— begin Data for the task —
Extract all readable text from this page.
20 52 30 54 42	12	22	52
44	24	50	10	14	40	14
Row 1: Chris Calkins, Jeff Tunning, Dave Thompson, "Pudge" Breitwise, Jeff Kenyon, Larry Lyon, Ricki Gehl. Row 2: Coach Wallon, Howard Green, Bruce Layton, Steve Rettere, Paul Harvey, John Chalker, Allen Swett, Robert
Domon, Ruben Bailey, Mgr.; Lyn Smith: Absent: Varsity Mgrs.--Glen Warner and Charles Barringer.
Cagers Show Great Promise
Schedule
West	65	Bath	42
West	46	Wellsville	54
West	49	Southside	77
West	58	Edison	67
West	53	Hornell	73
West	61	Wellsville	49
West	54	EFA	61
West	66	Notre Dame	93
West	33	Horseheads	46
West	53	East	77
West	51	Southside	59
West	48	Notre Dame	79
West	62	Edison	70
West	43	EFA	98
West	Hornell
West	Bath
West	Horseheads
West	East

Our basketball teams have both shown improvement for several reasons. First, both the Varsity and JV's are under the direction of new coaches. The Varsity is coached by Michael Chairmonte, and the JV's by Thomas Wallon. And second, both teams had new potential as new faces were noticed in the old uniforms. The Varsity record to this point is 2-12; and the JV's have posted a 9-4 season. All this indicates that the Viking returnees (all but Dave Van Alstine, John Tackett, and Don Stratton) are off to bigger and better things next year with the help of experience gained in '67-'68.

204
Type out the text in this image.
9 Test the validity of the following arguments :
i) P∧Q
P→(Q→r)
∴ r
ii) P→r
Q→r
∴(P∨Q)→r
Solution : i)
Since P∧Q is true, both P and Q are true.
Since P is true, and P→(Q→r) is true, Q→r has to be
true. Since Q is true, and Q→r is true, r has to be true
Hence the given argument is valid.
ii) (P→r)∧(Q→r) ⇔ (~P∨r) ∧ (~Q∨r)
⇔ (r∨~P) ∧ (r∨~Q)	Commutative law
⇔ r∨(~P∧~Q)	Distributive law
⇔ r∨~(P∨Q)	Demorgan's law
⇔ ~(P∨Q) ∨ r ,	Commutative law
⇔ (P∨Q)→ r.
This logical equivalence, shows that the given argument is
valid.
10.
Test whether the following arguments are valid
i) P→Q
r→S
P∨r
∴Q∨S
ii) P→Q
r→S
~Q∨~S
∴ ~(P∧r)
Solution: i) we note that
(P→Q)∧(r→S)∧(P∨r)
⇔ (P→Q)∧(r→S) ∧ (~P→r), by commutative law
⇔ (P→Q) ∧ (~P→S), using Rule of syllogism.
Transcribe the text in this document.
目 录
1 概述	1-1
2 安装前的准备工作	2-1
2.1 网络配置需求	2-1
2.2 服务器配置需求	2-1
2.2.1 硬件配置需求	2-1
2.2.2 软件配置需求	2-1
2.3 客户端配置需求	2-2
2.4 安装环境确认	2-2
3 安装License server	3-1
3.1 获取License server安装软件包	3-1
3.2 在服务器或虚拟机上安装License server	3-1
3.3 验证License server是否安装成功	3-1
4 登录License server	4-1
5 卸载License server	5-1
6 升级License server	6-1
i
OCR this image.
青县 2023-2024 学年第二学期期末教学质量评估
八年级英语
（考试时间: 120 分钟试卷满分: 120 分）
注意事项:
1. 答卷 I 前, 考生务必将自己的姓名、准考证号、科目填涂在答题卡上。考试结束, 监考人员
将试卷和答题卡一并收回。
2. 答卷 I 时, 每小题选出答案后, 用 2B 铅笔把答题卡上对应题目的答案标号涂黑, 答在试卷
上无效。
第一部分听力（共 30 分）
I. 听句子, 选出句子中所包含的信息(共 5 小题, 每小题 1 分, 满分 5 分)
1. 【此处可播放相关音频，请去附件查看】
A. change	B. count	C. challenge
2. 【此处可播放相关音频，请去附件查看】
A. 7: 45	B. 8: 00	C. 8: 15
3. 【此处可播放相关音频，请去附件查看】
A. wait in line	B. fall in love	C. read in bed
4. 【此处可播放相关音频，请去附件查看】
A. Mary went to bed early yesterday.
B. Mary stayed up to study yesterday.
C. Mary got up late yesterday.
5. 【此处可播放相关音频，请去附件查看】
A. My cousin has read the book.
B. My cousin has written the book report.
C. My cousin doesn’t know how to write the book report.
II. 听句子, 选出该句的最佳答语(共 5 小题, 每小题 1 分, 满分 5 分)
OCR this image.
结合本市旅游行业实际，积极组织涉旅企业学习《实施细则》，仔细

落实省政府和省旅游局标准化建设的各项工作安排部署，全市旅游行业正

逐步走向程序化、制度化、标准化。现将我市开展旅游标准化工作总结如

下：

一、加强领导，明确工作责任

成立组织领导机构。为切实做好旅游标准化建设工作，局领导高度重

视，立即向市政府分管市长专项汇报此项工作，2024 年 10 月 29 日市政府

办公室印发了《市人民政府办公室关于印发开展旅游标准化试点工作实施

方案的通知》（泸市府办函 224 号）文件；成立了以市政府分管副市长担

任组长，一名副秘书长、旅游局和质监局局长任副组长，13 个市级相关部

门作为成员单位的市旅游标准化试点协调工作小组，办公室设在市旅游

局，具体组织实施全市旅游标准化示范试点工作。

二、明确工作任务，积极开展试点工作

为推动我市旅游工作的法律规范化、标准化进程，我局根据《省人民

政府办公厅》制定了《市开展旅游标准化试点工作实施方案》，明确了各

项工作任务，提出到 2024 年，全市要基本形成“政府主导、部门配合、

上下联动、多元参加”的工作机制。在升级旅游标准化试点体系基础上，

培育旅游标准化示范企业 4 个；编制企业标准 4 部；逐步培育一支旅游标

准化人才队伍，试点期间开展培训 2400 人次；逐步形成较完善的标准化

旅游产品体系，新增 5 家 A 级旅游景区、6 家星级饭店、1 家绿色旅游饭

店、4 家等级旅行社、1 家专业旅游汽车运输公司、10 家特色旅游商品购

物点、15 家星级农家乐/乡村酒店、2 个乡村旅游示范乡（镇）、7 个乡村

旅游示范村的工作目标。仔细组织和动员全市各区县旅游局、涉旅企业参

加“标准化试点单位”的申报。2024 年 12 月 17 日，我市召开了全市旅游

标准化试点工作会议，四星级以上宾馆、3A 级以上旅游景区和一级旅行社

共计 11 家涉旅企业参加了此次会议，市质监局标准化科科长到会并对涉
— end Data for the task —
Required task
Reproduce each record exactly, leaving nothing out.

Problem solution
Extract all readable text from this page.
20 52 30 54 42	12	22	52
44	24	50	10	14	40	14
Row 1: Chris Calkins, Jeff Tunning, Dave Thompson, "Pudge" Breitwise, Jeff Kenyon, Larry Lyon, Ricki Gehl. Row 2: Coach Wallon, Howard Green, Bruce Layton, Steve Rettere, Paul Harvey, John Chalker, Allen Swett, Robert
Domon, Ruben Bailey, Mgr.; Lyn Smith: Absent: Varsity Mgrs.--Glen Warner and Charles Barringer.
Cagers Show Great Promise
Schedule
West	65	Bath	42
West	46	Wellsville	54
West	49	Southside	77
West	58	Edison	67
West	53	Hornell	73
West	61	Wellsville	49
West	54	EFA	61
West	66	Notre Dame	93
West	33	Horseheads	46
West	53	East	77
West	51	Southside	59
West	48	Notre Dame	79
West	62	Edison	70
West	43	EFA	98
West	Hornell
West	Bath
West	Horseheads
West	East

Our basketball teams have both shown improvement for several reasons. First, both the Varsity and JV's are under the direction of new coaches. The Varsity is coached by Michael Chairmonte, and the JV's by Thomas Wallon. And second, both teams had new potential as new faces were noticed in the old uniforms. The Varsity record to this point is 2-12; and the JV's have posted a 9-4 season. All this indicates that the Viking returnees (all but Dave Van Alstine, John Tackett, and Don Stratton) are off to bigger and better things next year with the help of experience gained in '67-'68.

204
Type out the text in this image.
9 Test the validity of the following arguments :
i) P∧Q
P→(Q→r)
∴ r
ii) P→r
Q→r
∴(P∨Q)→r
Solution : i)
Since P∧Q is true, both P and Q are true.
Since P is true, and P→(Q→r) is true, Q→r has to be
true. Since Q is true, and Q→r is true, r has to be true
Hence the given argument is valid.
ii) (P→r)∧(Q→r) ⇔ (~P∨r) ∧ (~Q∨r)
⇔ (r∨~P) ∧ (r∨~Q)	Commutative law
⇔ r∨(~P∧~Q)	Distributive law
⇔ r∨~(P∨Q)	Demorgan's law
⇔ ~(P∨Q) ∨ r ,	Commutative law
⇔ (P∨Q)→ r.
This logical equivalence, shows that the given argument is
valid.
10.
Test whether the following arguments are valid
i) P→Q
r→S
P∨r
∴Q∨S
ii) P→Q
r→S
~Q∨~S
∴ ~(P∧r)
Solution: i) we note that
(P→Q)∧(r→S)∧(P∨r)
⇔ (P→Q)∧(r→S) ∧ (~P→r), by commutative law
⇔ (P→Q) ∧ (~P→S), using Rule of syllogism.
Transcribe the text in this document.
目 录
1 概述	1-1
2 安装前的准备工作	2-1
2.1 网络配置需求	2-1
2.2 服务器配置需求	2-1
2.2.1 硬件配置需求	2-1
2.2.2 软件配置需求	2-1
2.3 客户端配置需求	2-2
2.4 安装环境确认	2-2
3 安装License server	3-1
3.1 获取License server安装软件包	3-1
3.2 在服务器或虚拟机上安装License server	3-1
3.3 验证License server是否安装成功	3-1
4 登录License server	4-1
5 卸载License server	5-1
6 升级License server	6-1
i
OCR this image.
青县 2023-2024 学年第二学期期末教学质量评估
八年级英语
（考试时间: 120 分钟试卷满分: 120 分）
注意事项:
1. 答卷 I 前, 考生务必将自己的姓名、准考证号、科目填涂在答题卡上。考试结束, 监考人员
将试卷和答题卡一并收回。
2. 答卷 I 时, 每小题选出答案后, 用 2B 铅笔把答题卡上对应题目的答案标号涂黑, 答在试卷
上无效。
第一部分听力（共 30 分）
I. 听句子, 选出句子中所包含的信息(共 5 小题, 每小题 1 分, 满分 5 分)
1. 【此处可播放相关音频，请去附件查看】
A. change	B. count	C. challenge
2. 【此处可播放相关音频，请去附件查看】
A. 7: 45	B. 8: 00	C. 8: 15
3. 【此处可播放相关音频，请去附件查看】
A. wait in line	B. fall in love	C. read in bed
4. 【此处可播放相关音频，请去附件查看】
A. Mary went to bed early yesterday.
B. Mary stayed up to study yesterday.
C. Mary got up late yesterday.
5. 【此处可播放相关音频，请去附件查看】
A. My cousin has read the book.
B. My cousin has written the book report.
C. My cousin doesn’t know how to write the book report.
II. 听句子, 选出该句的最佳答语(共 5 小题, 每小题 1 分, 满分 5 分)
OCR this image.
结合本市旅游行业实际，积极组织涉旅企业学习《实施细则》，仔细

落实省政府和省旅游局标准化建设的各项工作安排部署，全市旅游行业正

逐步走向程序化、制度化、标准化。现将我市开展旅游标准化工作总结如

下：

一、加强领导，明确工作责任

成立组织领导机构。为切实做好旅游标准化建设工作，局领导高度重

视，立即向市政府分管市长专项汇报此项工作，2024 年 10 月 29 日市政府

办公室印发了《市人民政府办公室关于印发开展旅游标准化试点工作实施

方案的通知》（泸市府办函 224 号）文件；成立了以市政府分管副市长担

任组长，一名副秘书长、旅游局和质监局局长任副组长，13 个市级相关部

门作为成员单位的市旅游标准化试点协调工作小组，办公室设在市旅游

局，具体组织实施全市旅游标准化示范试点工作。

二、明确工作任务，积极开展试点工作

为推动我市旅游工作的法律规范化、标准化进程，我局根据《省人民

政府办公厅》制定了《市开展旅游标准化试点工作实施方案》，明确了各

项工作任务，提出到 2024 年，全市要基本形成“政府主导、部门配合、

上下联动、多元参加”的工作机制。在升级旅游标准化试点体系基础上，

培育旅游标准化示范企业 4 个；编制企业标准 4 部；逐步培育一支旅游标

准化人才队伍，试点期间开展培训 2400 人次；逐步形成较完善的标准化

旅游产品体系，新增 5 家 A 级旅游景区、6 家星级饭店、1 家绿色旅游饭

店、4 家等级旅行社、1 家专业旅游汽车运输公司、10 家特色旅游商品购

物点、15 家星级农家乐/乡村酒店、2 个乡村旅游示范乡（镇）、7 个乡村

旅游示范村的工作目标。仔细组织和动员全市各区县旅游局、涉旅企业参

加“标准化试点单位”的申报。2024 年 12 月 17 日，我市召开了全市旅游

标准化试点工作会议，四星级以上宾馆、3A 级以上旅游景区和一级旅行社

共计 11 家涉旅企业参加了此次会议，市质监局标准化科科长到会并对涉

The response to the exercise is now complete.